Exercise requirements:
Print the section of the accounting policies passage starting at "Noncontrolling Interest - The" and ending at "Statements of Earnings.", word for word.

Passage provided:
Noncontrolling Interest - The Company’s noncontrolling interest is accounted for under ASC 810, Consolidation (“ASC 810”) and represents the minority shareholders’ ownership interest related to the Company’s wholesale and retail businesses in Australia, South Africa and Asia Pacific. In accordance with ASC 810, the Company reports its noncontrolling interest in subsidiaries as a separate component of equity in the Consolidated Balance Sheets and reports both net earnings attributable to the noncontrolling interest and net earnings attributable to the Company’s common shareholders on the face of the Consolidated Statements of Earnings.

 

In accordance with the subscription agreement entered into in connection with the acquisition of Florsheim Australia Pty Ltd (“Florsheim Australia”) in January 2009, the Company’s equity interest in Florsheim Australia decreases from 60% to 51% of equity issued under the subscription agreement as intercompany loans are paid in accordance with their terms. To date, the Company’s equity interest in Florsheim Australia has decreased from 60% to 55% and the noncontrolling shareholder’s interest has increased from 40% to 45%. This change is reflected in the Consolidated Statements of Equity.

 

Revenue Recognition - Revenue from the sale of product is recognized when title and risk of loss transfers to the customer and the customer is obligated to pay the Company. Sales to independent dealers are recorded at the time of shipment to those dealers. Sales through Company-owned retail outlets are recorded at the time of delivery to retail customers. All product sales are recorded net of estimated allowances for returns and discounts. The Company’s estimates of allowances for returns and discounts are based on such factors as specific customer situations, historical experience, and current and expected economic conditions. The Company evaluates the reserves and the estimation process and makes adjustments when appropriate. Revenue from third-party licensing agreements is recognized in the period earned. Licensing revenues were $3.3 million in 2012, $3.4 million in 2011, and $2.2 million in 2010.

Data records:
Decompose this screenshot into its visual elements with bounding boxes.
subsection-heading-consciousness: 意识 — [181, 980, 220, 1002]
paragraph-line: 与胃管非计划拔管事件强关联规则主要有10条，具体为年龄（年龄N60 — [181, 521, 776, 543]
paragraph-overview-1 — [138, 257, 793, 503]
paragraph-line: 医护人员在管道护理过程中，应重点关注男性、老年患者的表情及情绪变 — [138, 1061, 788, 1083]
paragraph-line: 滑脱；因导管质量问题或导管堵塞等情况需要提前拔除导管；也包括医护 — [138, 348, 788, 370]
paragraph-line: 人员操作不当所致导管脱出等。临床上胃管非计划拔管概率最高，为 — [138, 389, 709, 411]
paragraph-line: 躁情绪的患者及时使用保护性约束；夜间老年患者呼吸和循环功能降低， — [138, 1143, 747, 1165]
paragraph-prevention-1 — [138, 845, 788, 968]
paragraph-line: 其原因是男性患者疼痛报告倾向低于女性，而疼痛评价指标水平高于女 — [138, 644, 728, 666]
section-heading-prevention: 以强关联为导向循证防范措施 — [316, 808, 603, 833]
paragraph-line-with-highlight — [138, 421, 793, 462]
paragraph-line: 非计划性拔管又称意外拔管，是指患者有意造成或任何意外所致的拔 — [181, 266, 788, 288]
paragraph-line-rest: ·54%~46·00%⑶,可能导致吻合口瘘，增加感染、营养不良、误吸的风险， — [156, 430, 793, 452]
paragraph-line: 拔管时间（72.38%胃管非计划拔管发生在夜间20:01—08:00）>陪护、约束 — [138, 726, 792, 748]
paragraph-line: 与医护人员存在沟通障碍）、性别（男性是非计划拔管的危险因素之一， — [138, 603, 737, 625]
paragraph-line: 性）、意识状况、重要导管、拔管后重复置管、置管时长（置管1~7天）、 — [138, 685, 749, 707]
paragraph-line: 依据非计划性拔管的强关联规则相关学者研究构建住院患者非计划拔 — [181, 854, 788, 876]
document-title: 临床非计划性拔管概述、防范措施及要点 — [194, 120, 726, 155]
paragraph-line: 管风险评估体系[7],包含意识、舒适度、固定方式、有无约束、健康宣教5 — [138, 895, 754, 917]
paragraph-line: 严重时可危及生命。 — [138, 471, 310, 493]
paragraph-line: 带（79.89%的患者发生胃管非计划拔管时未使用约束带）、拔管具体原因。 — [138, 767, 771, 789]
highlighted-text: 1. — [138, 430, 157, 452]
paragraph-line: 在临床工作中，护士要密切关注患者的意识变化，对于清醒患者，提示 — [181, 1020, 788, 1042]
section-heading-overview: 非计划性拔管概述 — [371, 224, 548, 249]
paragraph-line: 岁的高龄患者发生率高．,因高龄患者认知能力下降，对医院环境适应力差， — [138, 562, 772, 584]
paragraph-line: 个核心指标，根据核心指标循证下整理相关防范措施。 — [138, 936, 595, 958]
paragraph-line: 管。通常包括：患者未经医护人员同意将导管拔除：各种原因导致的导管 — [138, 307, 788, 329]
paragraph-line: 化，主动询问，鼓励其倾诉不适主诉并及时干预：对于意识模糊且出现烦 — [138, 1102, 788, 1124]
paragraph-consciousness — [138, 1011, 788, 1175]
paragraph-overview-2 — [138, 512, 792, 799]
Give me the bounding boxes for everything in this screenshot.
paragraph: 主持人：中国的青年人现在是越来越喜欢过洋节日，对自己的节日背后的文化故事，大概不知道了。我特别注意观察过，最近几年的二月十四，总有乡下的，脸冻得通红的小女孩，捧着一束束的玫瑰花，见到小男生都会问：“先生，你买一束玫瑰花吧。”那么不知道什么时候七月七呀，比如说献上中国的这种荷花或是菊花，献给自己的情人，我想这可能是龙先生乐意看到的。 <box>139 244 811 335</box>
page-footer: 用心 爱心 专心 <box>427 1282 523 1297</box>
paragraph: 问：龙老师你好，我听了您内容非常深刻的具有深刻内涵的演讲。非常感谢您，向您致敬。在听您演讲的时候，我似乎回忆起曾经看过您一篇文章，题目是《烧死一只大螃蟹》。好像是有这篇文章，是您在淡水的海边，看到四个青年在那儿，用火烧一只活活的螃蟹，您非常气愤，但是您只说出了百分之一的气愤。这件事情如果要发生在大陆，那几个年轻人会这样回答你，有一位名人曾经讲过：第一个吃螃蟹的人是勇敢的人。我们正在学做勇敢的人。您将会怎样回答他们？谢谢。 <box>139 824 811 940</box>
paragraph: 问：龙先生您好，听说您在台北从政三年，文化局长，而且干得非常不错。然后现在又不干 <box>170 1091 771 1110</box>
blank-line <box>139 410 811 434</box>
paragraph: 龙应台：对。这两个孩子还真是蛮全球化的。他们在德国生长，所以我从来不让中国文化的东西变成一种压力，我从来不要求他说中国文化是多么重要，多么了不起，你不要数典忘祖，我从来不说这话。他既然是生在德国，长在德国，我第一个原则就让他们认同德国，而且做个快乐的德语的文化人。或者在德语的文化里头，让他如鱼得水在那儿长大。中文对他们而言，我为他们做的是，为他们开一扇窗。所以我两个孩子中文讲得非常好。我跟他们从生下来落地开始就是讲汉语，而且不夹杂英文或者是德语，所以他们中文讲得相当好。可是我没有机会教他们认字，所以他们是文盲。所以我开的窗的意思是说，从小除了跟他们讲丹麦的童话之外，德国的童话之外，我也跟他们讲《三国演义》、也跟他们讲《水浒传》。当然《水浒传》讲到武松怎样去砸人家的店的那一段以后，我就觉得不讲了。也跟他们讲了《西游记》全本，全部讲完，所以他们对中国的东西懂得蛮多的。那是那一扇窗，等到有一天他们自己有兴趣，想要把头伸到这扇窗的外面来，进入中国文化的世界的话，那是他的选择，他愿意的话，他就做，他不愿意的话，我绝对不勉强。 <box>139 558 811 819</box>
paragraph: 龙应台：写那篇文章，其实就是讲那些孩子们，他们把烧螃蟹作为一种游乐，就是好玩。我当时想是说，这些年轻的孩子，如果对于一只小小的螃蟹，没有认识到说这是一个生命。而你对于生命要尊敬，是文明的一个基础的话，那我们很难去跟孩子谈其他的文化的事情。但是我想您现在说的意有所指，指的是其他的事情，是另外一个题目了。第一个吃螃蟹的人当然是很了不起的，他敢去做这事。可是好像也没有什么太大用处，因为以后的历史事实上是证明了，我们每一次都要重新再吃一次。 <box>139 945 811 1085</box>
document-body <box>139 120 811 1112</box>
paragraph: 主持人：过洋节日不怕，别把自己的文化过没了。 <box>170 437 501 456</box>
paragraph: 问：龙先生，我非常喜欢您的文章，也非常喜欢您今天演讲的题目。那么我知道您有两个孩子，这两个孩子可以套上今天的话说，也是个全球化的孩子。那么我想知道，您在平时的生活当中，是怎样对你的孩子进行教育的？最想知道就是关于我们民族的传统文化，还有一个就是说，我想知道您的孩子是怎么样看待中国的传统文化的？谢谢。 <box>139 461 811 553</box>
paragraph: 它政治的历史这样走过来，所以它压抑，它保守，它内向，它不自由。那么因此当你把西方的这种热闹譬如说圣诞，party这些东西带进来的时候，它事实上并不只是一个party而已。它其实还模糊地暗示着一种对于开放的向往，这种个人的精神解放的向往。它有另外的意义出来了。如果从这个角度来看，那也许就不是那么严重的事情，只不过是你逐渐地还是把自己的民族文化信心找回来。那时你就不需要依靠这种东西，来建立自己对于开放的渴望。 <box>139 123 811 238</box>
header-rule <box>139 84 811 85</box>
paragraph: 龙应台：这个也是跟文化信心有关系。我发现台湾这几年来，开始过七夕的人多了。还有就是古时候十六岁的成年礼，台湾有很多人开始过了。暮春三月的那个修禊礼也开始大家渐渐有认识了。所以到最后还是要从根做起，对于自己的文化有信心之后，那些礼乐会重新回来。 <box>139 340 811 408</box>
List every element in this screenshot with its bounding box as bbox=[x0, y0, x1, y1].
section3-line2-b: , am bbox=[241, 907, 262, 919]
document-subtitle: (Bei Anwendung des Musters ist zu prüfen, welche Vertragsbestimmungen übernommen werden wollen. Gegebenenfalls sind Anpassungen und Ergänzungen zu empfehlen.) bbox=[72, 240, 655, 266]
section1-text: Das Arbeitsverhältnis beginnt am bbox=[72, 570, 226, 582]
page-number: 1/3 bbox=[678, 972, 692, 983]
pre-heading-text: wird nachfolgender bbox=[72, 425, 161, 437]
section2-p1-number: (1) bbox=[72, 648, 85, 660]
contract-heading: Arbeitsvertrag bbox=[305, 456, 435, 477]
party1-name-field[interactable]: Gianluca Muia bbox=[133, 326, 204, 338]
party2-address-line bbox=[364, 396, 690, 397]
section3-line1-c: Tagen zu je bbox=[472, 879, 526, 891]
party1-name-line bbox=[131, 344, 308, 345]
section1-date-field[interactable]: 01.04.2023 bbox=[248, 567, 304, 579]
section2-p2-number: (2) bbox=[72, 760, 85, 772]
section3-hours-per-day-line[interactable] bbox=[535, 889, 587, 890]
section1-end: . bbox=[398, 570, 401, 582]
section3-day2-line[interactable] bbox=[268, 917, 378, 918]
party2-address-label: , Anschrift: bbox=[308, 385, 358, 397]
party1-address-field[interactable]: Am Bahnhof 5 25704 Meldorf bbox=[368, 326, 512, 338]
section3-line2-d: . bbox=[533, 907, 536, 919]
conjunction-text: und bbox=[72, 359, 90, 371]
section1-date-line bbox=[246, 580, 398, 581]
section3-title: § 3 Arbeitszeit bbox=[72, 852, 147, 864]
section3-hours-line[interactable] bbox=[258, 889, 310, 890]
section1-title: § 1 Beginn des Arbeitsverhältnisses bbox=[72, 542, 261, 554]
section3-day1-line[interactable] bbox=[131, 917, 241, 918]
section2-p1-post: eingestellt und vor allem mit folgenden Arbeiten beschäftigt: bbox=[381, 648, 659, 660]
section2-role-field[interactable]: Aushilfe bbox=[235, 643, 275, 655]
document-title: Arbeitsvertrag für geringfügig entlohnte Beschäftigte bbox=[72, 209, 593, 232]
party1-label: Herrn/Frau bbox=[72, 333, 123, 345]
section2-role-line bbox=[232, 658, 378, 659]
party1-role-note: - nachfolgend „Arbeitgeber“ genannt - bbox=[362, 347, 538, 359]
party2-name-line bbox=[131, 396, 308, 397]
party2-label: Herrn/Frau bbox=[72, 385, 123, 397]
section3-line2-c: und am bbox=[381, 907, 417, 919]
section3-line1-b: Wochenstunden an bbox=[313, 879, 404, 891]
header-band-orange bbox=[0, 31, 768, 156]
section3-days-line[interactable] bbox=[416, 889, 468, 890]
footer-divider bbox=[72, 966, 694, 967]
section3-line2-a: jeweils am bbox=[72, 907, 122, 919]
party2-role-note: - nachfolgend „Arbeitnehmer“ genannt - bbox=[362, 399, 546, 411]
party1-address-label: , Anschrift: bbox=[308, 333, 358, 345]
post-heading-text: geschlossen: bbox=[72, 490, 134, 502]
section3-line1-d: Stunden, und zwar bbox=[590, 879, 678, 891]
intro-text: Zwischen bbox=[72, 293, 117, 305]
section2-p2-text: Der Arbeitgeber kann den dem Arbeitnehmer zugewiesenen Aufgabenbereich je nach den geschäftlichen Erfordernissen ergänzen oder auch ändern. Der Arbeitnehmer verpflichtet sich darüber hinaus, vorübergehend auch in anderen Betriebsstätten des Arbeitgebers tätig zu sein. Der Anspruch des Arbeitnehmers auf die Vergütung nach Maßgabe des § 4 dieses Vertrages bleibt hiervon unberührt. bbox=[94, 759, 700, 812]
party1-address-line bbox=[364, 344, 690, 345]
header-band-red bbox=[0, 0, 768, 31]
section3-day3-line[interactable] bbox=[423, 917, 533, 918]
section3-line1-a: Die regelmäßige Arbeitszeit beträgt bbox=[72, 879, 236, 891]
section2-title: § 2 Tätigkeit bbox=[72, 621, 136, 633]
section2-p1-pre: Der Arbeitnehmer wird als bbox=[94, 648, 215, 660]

Problem solution:
Noncontrolling Interest - The Company’s noncontrolling interest is accounted for under ASC 810, Consolidation (“ASC 810”) and represents the minority shareholders’ ownership interest related to the Company’s wholesale and retail businesses in Australia, South Africa and Asia Pacific. In accordance with ASC 810, the Company reports its noncontrolling interest in subsidiaries as a separate component of equity in the Consolidated Balance Sheets and reports both net earnings attributable to the noncontrolling interest and net earnings attributable to the Company’s common shareholders on the face of the Consolidated Statements of Earnings.